#### PROMPT:
Below is a block of records; reproduce all of them exactly and leave out any pictures.

>> BEGIN SUPPLIED DATA

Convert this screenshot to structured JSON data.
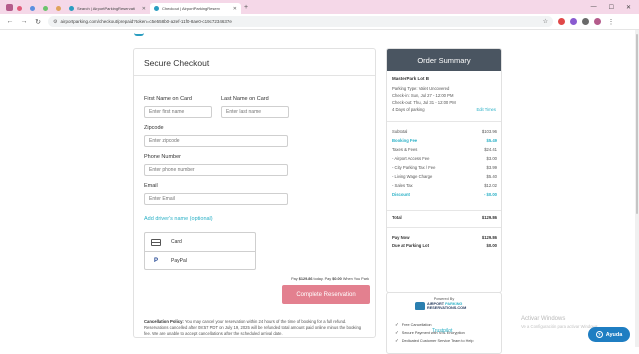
{
  "browser": {
    "tabs": [
      {
        "title": "Search | AirportParkingReservati",
        "active": false
      },
      {
        "title": "Checkout | AirportParkingReserv",
        "active": true
      }
    ],
    "new_tab": "+",
    "url": "airportparking.com/checkout/prepaid?token=c5e558b0-a2ef-11f0-8ae0-c19c7234637e",
    "window_controls": [
      "—",
      "☐",
      "✕"
    ]
  },
  "checkout": {
    "title": "Secure Checkout",
    "first_name_label": "First Name on Card",
    "first_name_placeholder": "Enter first name",
    "last_name_label": "Last Name on Card",
    "last_name_placeholder": "Enter last name",
    "zipcode_label": "Zipcode",
    "zipcode_placeholder": "Enter zipcode",
    "phone_label": "Phone Number",
    "phone_placeholder": "Enter phone number",
    "email_label": "Email",
    "email_placeholder": "Enter Email",
    "add_driver": "Add driver's name (optional)",
    "payment_options": [
      {
        "label": "Card",
        "icon": "card-icon"
      },
      {
        "label": "PayPal",
        "icon": "paypal-icon"
      }
    ],
    "pay_note_prefix": "Pay ",
    "pay_today": "$129.86",
    "pay_note_mid": " today. Pay ",
    "pay_later": "$0.00",
    "pay_note_suffix": " When You Park",
    "complete_button": "Complete Reservation",
    "policy_title": "Cancellation Policy:",
    "policy_text": "You may cancel your reservation within 24 hours of the time of booking for a full refund. Reservations cancelled after 08:57 PDT on July 19, 2025 will be refunded total amount paid online minus the booking fee. We are unable to accept cancellations after the scheduled arrival date."
  },
  "summary": {
    "title": "Order Summary",
    "lot_name": "MasterPark Lot B",
    "parking_type": "Parking Type: Valet Uncovered",
    "check_in": "Check-in: Sun, Jul 27 - 12:00 PM",
    "check_out": "Check-out: Thu, Jul 31 - 12:00 PM",
    "days": "4 Days of parking",
    "edit_times": "Edit Times",
    "lines": [
      {
        "label": "Subtotal",
        "value": "$103.96",
        "style": "normal"
      },
      {
        "label": "Booking Fee",
        "value": "$5.49",
        "style": "teal"
      },
      {
        "label": "Taxes & Fees",
        "value": "$24.41",
        "style": "normal"
      },
      {
        "label": "- Airport Access Fee",
        "value": "$3.00",
        "style": "normal"
      },
      {
        "label": "- City Parking Tax / Fee",
        "value": "$3.99",
        "style": "normal"
      },
      {
        "label": "- Living Wage Charge",
        "value": "$5.40",
        "style": "normal"
      },
      {
        "label": "- Sales Tax",
        "value": "$12.02",
        "style": "normal"
      },
      {
        "label": "Discount",
        "value": "- $0.00",
        "style": "teal"
      }
    ],
    "total_label": "Total",
    "total_value": "$129.86",
    "pay_now_label": "Pay Now",
    "pay_now_value": "$129.86",
    "due_label": "Due at Parking Lot",
    "due_value": "$0.00"
  },
  "trust": {
    "powered_by": "Powered By",
    "brand_line1": "AIRPORT",
    "brand_line1b": "PARKING",
    "brand_line2": "RESERVATIONS.COM",
    "features": [
      "Free Cancellation",
      "Secure Payment with SSL Encryption",
      "Dedicated Customer Service Team to Help"
    ],
    "trustpilot": "Trustpilot"
  },
  "os": {
    "activate_title": "Activar Windows",
    "activate_sub": "Ve a Configuración para activar Windows.",
    "help_button": "Ayuda"
  },
  "colors": {
    "teal": "#2ab0c6",
    "button": "#e3808f",
    "summary_header": "#4a5561",
    "help": "#1f7ec2"
  }
}
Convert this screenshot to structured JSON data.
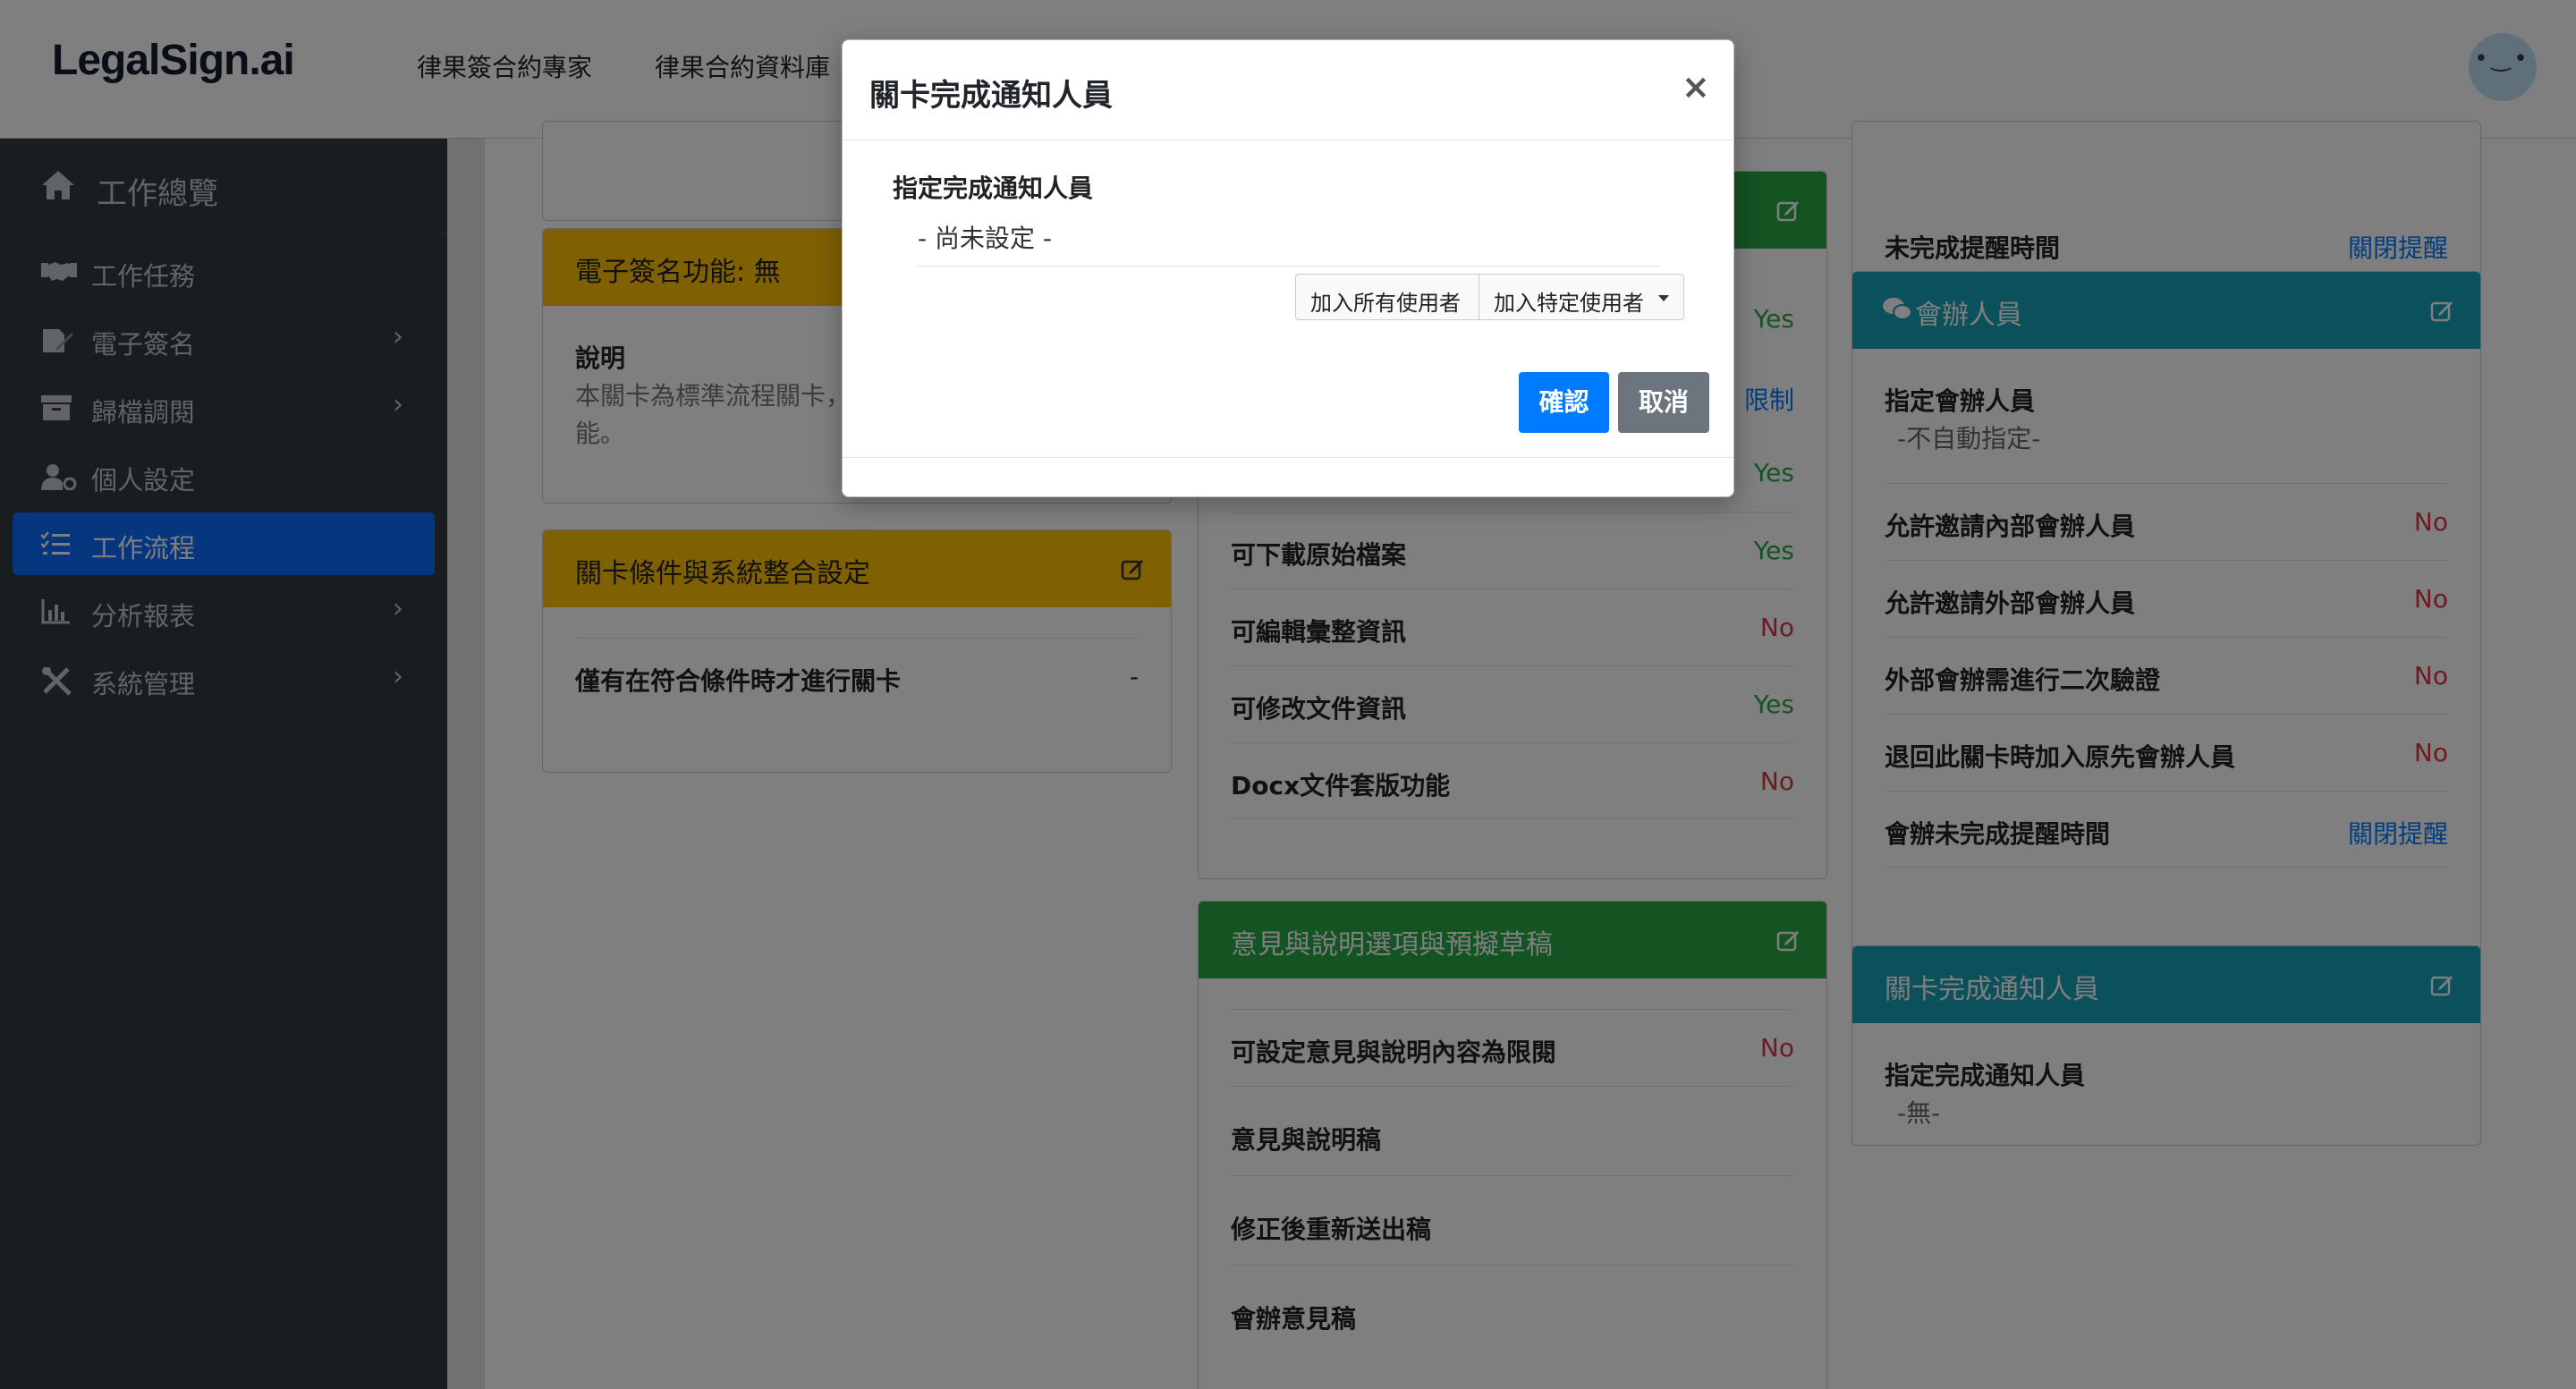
{
  "header": {
    "brand": "LegalSign.ai",
    "nav": [
      "律果簽合約專家",
      "律果合約資料庫"
    ]
  },
  "sidebar": {
    "title": "工作總覽",
    "items": [
      {
        "label": "工作任務",
        "icon": "handshake-icon",
        "chevron": false
      },
      {
        "label": "電子簽名",
        "icon": "signature-icon",
        "chevron": true
      },
      {
        "label": "歸檔調閱",
        "icon": "archive-icon",
        "chevron": true
      },
      {
        "label": "個人設定",
        "icon": "user-cog-icon",
        "chevron": false
      },
      {
        "label": "工作流程",
        "icon": "tasks-icon",
        "chevron": false,
        "active": true
      },
      {
        "label": "分析報表",
        "icon": "chart-icon",
        "chevron": true
      },
      {
        "label": "系統管理",
        "icon": "tools-icon",
        "chevron": true
      }
    ]
  },
  "esign_card": {
    "title": "電子簽名功能: 無",
    "desc_label": "說明",
    "desc_line1": "本關卡為標準流程關卡，",
    "desc_line2": "能。"
  },
  "condition_card": {
    "title": "關卡條件與系統整合設定",
    "row_label": "僅有在符合條件時才進行關卡",
    "row_value": "-"
  },
  "perm_card": {
    "partial_yes1": "Yes",
    "partial_limit": "限制",
    "partial_yes2": "Yes",
    "rows": [
      {
        "label": "可下載原始檔案",
        "value": "Yes"
      },
      {
        "label": "可編輯彙整資訊",
        "value": "No"
      },
      {
        "label": "可修改文件資訊",
        "value": "Yes"
      },
      {
        "label": "Docx文件套版功能",
        "value": "No"
      }
    ]
  },
  "opinion_card": {
    "title": "意見與說明選項與預擬草稿",
    "rows": [
      {
        "label": "可設定意見與說明內容為限閱",
        "value": "No"
      },
      {
        "label": "意見與說明稿",
        "value": ""
      },
      {
        "label": "修正後重新送出稿",
        "value": ""
      },
      {
        "label": "會辦意見稿",
        "value": ""
      }
    ]
  },
  "reminder_card": {
    "label": "未完成提醒時間",
    "value": "關閉提醒"
  },
  "cosign_card": {
    "title": "會辦人員",
    "assign_label": "指定會辦人員",
    "assign_value": "-不自動指定-",
    "rows": [
      {
        "label": "允許邀請內部會辦人員",
        "value": "No"
      },
      {
        "label": "允許邀請外部會辦人員",
        "value": "No"
      },
      {
        "label": "外部會辦需進行二次驗證",
        "value": "No"
      },
      {
        "label": "退回此關卡時加入原先會辦人員",
        "value": "No"
      },
      {
        "label": "會辦未完成提醒時間",
        "value": "關閉提醒"
      }
    ]
  },
  "notify_card": {
    "title": "關卡完成通知人員",
    "label": "指定完成通知人員",
    "value": "-無-"
  },
  "modal": {
    "title": "關卡完成通知人員",
    "close": "×",
    "field_label": "指定完成通知人員",
    "field_value": "- 尚未設定 -",
    "add_all": "加入所有使用者",
    "add_specific": "加入特定使用者",
    "confirm": "確認",
    "cancel": "取消"
  },
  "colors": {
    "primary": "#007bff",
    "gold": "#ffc107",
    "green": "#28a745",
    "teal": "#17a2b8",
    "sidebar": "#343a40",
    "no": "#dc3545"
  }
}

>> END SUPPLIED DATA

#### SOLUTION:
Convert this screenshot to structured JSON data.
{
  "browser": {
    "tabs": [
      {
        "title": "Search | AirportParkingReservati",
        "active": false
      },
      {
        "title": "Checkout | AirportParkingReserv",
        "active": true
      }
    ],
    "new_tab": "+",
    "url": "airportparking.com/checkout/prepaid?token=c5e558b0-a2ef-11f0-8ae0-c19c7234637e",
    "window_controls": [
      "—",
      "☐",
      "✕"
    ]
  },
  "checkout": {
    "title": "Secure Checkout",
    "first_name_label": "First Name on Card",
    "first_name_placeholder": "Enter first name",
    "last_name_label": "Last Name on Card",
    "last_name_placeholder": "Enter last name",
    "zipcode_label": "Zipcode",
    "zipcode_placeholder": "Enter zipcode",
    "phone_label": "Phone Number",
    "phone_placeholder": "Enter phone number",
    "email_label": "Email",
    "email_placeholder": "Enter Email",
    "add_driver": "Add driver's name (optional)",
    "payment_options": [
      {
        "label": "Card",
        "icon": "card-icon"
      },
      {
        "label": "PayPal",
        "icon": "paypal-icon"
      }
    ],
    "pay_note_prefix": "Pay ",
    "pay_today": "$129.86",
    "pay_note_mid": " today. Pay ",
    "pay_later": "$0.00",
    "pay_note_suffix": " When You Park",
    "complete_button": "Complete Reservation",
    "policy_title": "Cancellation Policy:",
    "policy_text": "You may cancel your reservation within 24 hours of the time of booking for a full refund. Reservations cancelled after 08:57 PDT on July 19, 2025 will be refunded total amount paid online minus the booking fee. We are unable to accept cancellations after the scheduled arrival date."
  },
  "summary": {
    "title": "Order Summary",
    "lot_name": "MasterPark Lot B",
    "parking_type": "Parking Type: Valet Uncovered",
    "check_in": "Check-in: Sun, Jul 27 - 12:00 PM",
    "check_out": "Check-out: Thu, Jul 31 - 12:00 PM",
    "days": "4 Days of parking",
    "edit_times": "Edit Times",
    "lines": [
      {
        "label": "Subtotal",
        "value": "$103.96",
        "style": "normal"
      },
      {
        "label": "Booking Fee",
        "value": "$5.49",
        "style": "teal"
      },
      {
        "label": "Taxes & Fees",
        "value": "$24.41",
        "style": "normal"
      },
      {
        "label": "- Airport Access Fee",
        "value": "$3.00",
        "style": "normal"
      },
      {
        "label": "- City Parking Tax / Fee",
        "value": "$3.99",
        "style": "normal"
      },
      {
        "label": "- Living Wage Charge",
        "value": "$5.40",
        "style": "normal"
      },
      {
        "label": "- Sales Tax",
        "value": "$12.02",
        "style": "normal"
      },
      {
        "label": "Discount",
        "value": "- $0.00",
        "style": "teal"
      }
    ],
    "total_label": "Total",
    "total_value": "$129.86",
    "pay_now_label": "Pay Now",
    "pay_now_value": "$129.86",
    "due_label": "Due at Parking Lot",
    "due_value": "$0.00"
  },
  "trust": {
    "powered_by": "Powered By",
    "brand_line1": "AIRPORT",
    "brand_line1b": "PARKING",
    "brand_line2": "RESERVATIONS.COM",
    "features": [
      "Free Cancellation",
      "Secure Payment with SSL Encryption",
      "Dedicated Customer Service Team to Help"
    ],
    "trustpilot": "Trustpilot"
  },
  "os": {
    "activate_title": "Activar Windows",
    "activate_sub": "Ve a Configuración para activar Windows.",
    "help_button": "Ayuda"
  },
  "colors": {
    "teal": "#2ab0c6",
    "button": "#e3808f",
    "summary_header": "#4a5561",
    "help": "#1f7ec2"
  }
}
Convert this screenshot to structured JSON data.
{
  "header": {
    "brand": "LegalSign.ai",
    "nav": [
      "律果簽合約專家",
      "律果合約資料庫"
    ]
  },
  "sidebar": {
    "title": "工作總覽",
    "items": [
      {
        "label": "工作任務",
        "icon": "handshake-icon",
        "chevron": false
      },
      {
        "label": "電子簽名",
        "icon": "signature-icon",
        "chevron": true
      },
      {
        "label": "歸檔調閱",
        "icon": "archive-icon",
        "chevron": true
      },
      {
        "label": "個人設定",
        "icon": "user-cog-icon",
        "chevron": false
      },
      {
        "label": "工作流程",
        "icon": "tasks-icon",
        "chevron": false,
        "active": true
      },
      {
        "label": "分析報表",
        "icon": "chart-icon",
        "chevron": true
      },
      {
        "label": "系統管理",
        "icon": "tools-icon",
        "chevron": true
      }
    ]
  },
  "esign_card": {
    "title": "電子簽名功能: 無",
    "desc_label": "說明",
    "desc_line1": "本關卡為標準流程關卡，",
    "desc_line2": "能。"
  },
  "condition_card": {
    "title": "關卡條件與系統整合設定",
    "row_label": "僅有在符合條件時才進行關卡",
    "row_value": "-"
  },
  "perm_card": {
    "partial_yes1": "Yes",
    "partial_limit": "限制",
    "partial_yes2": "Yes",
    "rows": [
      {
        "label": "可下載原始檔案",
        "value": "Yes"
      },
      {
        "label": "可編輯彙整資訊",
        "value": "No"
      },
      {
        "label": "可修改文件資訊",
        "value": "Yes"
      },
      {
        "label": "Docx文件套版功能",
        "value": "No"
      }
    ]
  },
  "opinion_card": {
    "title": "意見與說明選項與預擬草稿",
    "rows": [
      {
        "label": "可設定意見與說明內容為限閱",
        "value": "No"
      },
      {
        "label": "意見與說明稿",
        "value": ""
      },
      {
        "label": "修正後重新送出稿",
        "value": ""
      },
      {
        "label": "會辦意見稿",
        "value": ""
      }
    ]
  },
  "reminder_card": {
    "label": "未完成提醒時間",
    "value": "關閉提醒"
  },
  "cosign_card": {
    "title": "會辦人員",
    "assign_label": "指定會辦人員",
    "assign_value": "-不自動指定-",
    "rows": [
      {
        "label": "允許邀請內部會辦人員",
        "value": "No"
      },
      {
        "label": "允許邀請外部會辦人員",
        "value": "No"
      },
      {
        "label": "外部會辦需進行二次驗證",
        "value": "No"
      },
      {
        "label": "退回此關卡時加入原先會辦人員",
        "value": "No"
      },
      {
        "label": "會辦未完成提醒時間",
        "value": "關閉提醒"
      }
    ]
  },
  "notify_card": {
    "title": "關卡完成通知人員",
    "label": "指定完成通知人員",
    "value": "-無-"
  },
  "modal": {
    "title": "關卡完成通知人員",
    "close": "×",
    "field_label": "指定完成通知人員",
    "field_value": "- 尚未設定 -",
    "add_all": "加入所有使用者",
    "add_specific": "加入特定使用者",
    "confirm": "確認",
    "cancel": "取消"
  },
  "colors": {
    "primary": "#007bff",
    "gold": "#ffc107",
    "green": "#28a745",
    "teal": "#17a2b8",
    "sidebar": "#343a40",
    "no": "#dc3545"
  }
}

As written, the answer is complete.